● **DATA TO PROCESS**
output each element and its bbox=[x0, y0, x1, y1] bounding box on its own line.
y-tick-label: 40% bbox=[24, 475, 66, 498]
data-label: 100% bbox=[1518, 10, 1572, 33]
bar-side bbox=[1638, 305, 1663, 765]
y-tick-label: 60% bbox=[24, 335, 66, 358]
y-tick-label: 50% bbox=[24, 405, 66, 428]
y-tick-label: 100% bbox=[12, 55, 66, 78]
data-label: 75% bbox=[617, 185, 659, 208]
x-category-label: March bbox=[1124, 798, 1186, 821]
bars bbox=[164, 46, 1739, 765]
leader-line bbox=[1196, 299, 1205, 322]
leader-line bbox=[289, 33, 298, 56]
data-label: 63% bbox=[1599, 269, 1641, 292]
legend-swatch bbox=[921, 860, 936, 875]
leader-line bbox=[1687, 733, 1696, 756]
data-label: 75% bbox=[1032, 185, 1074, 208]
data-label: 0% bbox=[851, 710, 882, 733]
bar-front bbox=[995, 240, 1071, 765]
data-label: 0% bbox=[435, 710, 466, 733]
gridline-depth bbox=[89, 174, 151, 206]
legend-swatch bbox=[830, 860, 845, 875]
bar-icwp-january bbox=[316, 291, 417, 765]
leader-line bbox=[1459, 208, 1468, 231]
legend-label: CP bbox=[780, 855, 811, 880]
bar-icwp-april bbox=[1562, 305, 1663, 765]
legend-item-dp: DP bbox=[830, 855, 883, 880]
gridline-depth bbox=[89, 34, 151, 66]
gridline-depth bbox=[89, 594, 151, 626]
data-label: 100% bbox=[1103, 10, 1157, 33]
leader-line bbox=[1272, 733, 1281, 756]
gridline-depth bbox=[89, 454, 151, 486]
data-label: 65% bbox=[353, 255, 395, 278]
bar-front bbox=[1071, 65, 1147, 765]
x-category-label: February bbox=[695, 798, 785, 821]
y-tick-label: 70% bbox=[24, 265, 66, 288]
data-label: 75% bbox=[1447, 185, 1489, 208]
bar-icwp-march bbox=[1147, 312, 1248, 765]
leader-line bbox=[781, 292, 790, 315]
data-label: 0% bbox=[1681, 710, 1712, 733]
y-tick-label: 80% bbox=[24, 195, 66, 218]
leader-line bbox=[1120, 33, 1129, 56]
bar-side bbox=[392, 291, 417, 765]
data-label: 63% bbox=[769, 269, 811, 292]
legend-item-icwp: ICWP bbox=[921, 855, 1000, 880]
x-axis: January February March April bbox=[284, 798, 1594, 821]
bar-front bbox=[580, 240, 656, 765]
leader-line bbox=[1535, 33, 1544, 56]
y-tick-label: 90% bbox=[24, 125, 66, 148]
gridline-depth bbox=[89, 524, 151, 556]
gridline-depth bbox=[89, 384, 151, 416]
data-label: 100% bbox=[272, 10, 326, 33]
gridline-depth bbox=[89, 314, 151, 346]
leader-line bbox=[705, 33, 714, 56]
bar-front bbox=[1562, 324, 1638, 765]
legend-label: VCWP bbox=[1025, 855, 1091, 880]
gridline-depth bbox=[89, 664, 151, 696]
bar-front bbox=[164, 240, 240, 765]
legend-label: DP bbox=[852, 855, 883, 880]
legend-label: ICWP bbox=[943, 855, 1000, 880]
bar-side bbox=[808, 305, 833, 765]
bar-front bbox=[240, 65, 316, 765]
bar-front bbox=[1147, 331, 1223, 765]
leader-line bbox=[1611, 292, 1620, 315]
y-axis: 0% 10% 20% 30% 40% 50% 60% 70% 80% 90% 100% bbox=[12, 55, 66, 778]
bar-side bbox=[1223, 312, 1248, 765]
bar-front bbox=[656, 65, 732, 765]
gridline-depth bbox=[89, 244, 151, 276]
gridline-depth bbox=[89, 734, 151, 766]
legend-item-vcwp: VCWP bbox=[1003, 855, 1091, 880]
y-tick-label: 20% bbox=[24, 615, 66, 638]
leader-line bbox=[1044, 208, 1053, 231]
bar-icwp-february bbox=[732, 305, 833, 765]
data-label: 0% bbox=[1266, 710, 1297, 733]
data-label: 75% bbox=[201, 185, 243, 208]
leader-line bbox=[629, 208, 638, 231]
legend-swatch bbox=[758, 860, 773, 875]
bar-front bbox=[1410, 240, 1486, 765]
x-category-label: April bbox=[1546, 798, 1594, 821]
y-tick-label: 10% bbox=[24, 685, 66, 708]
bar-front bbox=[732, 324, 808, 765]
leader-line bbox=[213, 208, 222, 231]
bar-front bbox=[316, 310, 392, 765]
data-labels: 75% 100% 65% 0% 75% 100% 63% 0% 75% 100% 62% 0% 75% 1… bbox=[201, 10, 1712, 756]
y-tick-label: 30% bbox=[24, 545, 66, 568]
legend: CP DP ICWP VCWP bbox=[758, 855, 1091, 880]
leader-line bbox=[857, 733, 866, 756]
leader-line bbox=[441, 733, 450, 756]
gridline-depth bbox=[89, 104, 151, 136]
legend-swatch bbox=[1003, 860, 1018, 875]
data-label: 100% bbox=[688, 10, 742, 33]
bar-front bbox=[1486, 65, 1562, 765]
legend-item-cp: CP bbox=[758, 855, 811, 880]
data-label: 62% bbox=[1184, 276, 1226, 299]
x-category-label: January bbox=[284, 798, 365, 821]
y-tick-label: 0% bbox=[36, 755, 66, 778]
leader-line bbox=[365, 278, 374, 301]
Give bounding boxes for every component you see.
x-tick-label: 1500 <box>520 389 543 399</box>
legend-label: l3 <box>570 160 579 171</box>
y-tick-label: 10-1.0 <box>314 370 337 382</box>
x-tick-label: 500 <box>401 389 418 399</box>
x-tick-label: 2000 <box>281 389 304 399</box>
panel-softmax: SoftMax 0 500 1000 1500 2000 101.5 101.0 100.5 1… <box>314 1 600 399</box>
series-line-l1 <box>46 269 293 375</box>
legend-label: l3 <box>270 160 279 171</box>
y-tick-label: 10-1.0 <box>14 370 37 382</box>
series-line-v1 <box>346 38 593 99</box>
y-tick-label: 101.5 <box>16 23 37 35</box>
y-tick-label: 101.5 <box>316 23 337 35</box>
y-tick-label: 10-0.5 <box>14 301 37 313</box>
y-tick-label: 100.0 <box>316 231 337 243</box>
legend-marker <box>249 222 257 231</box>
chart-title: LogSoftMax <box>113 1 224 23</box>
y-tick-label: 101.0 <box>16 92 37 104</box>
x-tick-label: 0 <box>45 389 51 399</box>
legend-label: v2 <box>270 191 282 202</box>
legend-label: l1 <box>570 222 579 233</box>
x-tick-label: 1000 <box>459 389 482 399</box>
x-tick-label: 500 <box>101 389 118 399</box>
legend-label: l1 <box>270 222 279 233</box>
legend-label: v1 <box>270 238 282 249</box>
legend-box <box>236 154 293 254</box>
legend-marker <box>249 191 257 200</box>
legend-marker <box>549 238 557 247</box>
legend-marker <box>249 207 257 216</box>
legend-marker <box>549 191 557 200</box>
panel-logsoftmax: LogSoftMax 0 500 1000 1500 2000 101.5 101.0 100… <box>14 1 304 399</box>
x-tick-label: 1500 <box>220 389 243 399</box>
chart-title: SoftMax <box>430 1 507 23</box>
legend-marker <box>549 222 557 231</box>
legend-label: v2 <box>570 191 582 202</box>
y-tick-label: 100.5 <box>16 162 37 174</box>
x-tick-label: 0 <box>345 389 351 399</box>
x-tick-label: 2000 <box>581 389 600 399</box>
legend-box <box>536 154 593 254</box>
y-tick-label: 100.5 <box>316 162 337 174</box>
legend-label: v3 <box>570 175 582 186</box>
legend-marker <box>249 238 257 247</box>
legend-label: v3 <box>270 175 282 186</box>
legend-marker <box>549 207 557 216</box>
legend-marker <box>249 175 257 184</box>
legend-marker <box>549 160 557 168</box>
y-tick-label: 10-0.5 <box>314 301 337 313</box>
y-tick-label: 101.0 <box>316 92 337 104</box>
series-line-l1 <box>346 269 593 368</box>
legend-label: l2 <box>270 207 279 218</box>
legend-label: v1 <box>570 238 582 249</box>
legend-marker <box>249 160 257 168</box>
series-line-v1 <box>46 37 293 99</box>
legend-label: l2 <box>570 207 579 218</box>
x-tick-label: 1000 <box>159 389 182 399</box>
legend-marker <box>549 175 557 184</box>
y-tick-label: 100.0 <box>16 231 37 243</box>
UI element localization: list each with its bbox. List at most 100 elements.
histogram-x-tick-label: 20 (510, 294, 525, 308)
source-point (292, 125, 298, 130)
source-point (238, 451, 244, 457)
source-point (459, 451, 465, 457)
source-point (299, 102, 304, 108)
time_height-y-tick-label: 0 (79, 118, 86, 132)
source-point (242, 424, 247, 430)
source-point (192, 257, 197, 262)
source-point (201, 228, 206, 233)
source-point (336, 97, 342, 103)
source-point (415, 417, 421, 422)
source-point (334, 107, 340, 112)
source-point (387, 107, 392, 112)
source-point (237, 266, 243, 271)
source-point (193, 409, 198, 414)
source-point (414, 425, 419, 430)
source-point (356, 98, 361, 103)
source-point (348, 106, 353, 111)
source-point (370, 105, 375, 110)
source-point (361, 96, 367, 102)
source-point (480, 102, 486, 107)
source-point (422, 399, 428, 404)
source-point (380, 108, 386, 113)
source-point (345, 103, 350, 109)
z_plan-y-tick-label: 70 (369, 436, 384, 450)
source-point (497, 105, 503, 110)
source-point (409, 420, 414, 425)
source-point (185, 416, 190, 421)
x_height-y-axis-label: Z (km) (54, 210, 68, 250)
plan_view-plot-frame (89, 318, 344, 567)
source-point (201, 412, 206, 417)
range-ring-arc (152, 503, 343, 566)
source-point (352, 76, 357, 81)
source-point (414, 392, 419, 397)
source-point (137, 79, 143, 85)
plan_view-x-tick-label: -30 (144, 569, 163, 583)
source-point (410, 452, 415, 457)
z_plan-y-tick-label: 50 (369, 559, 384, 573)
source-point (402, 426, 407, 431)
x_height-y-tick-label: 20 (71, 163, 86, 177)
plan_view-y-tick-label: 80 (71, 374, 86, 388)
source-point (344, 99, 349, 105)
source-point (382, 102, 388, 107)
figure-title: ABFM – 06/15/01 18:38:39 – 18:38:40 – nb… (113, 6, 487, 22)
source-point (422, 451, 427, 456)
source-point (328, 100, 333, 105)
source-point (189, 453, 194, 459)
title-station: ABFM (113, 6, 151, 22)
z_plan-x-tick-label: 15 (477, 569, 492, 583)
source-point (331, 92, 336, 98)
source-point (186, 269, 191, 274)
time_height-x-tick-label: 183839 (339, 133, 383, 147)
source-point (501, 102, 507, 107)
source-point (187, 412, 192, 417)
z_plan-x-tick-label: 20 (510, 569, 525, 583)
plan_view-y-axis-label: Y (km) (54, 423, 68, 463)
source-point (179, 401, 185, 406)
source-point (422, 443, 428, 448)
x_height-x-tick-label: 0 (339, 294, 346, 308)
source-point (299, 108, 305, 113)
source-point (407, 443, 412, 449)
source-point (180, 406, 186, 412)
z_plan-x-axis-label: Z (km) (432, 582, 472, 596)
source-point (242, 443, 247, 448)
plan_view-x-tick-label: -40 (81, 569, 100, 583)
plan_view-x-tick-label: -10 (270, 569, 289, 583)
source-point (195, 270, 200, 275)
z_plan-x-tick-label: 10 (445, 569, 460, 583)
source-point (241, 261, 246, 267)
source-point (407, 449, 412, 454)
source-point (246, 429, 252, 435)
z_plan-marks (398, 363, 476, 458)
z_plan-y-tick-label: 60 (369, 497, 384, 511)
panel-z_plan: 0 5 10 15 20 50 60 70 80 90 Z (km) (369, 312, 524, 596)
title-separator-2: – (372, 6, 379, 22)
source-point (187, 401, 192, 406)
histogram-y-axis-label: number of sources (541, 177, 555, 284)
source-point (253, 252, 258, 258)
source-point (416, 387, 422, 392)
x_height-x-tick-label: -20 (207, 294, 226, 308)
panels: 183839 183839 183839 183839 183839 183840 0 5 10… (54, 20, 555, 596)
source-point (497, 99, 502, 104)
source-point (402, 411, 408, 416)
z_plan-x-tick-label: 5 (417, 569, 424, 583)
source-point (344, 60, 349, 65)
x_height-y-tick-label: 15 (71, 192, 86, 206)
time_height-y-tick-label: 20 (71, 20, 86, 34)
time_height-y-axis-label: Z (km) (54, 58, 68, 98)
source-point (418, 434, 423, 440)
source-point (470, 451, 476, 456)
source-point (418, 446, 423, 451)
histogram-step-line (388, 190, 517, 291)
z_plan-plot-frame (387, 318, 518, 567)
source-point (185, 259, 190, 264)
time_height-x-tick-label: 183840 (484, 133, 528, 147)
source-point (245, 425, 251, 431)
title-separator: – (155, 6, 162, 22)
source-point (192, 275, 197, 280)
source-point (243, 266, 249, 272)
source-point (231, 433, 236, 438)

● **PROBLEM DESCRIPTION**
Rewrite the records from the first line through the line holding "leader-line bbox=[1272, 733, 1281, 756]", inclusive. Change "gridline-depth" to "gridline-shadow" and leave everything else unchanged.

● **SOLUTION TO THIS TASK**
output each element and its bbox=[x0, y0, x1, y1] bounding box on its own line.
y-tick-label: 40% bbox=[24, 475, 66, 498]
data-label: 100% bbox=[1518, 10, 1572, 33]
bar-side bbox=[1638, 305, 1663, 765]
y-tick-label: 60% bbox=[24, 335, 66, 358]
y-tick-label: 50% bbox=[24, 405, 66, 428]
y-tick-label: 100% bbox=[12, 55, 66, 78]
data-label: 75% bbox=[617, 185, 659, 208]
x-category-label: March bbox=[1124, 798, 1186, 821]
bars bbox=[164, 46, 1739, 765]
leader-line bbox=[1196, 299, 1205, 322]
leader-line bbox=[289, 33, 298, 56]
data-label: 63% bbox=[1599, 269, 1641, 292]
legend-swatch bbox=[921, 860, 936, 875]
leader-line bbox=[1687, 733, 1696, 756]
data-label: 75% bbox=[1032, 185, 1074, 208]
data-label: 0% bbox=[851, 710, 882, 733]
bar-front bbox=[995, 240, 1071, 765]
data-label: 0% bbox=[435, 710, 466, 733]
gridline-shadow bbox=[89, 174, 151, 206]
legend-swatch bbox=[830, 860, 845, 875]
bar-icwp-january bbox=[316, 291, 417, 765]
leader-line bbox=[1459, 208, 1468, 231]
legend-label: CP bbox=[780, 855, 811, 880]
bar-icwp-april bbox=[1562, 305, 1663, 765]
legend-item-dp: DP bbox=[830, 855, 883, 880]
gridline-shadow bbox=[89, 34, 151, 66]
gridline-shadow bbox=[89, 594, 151, 626]
data-label: 100% bbox=[1103, 10, 1157, 33]
leader-line bbox=[1272, 733, 1281, 756]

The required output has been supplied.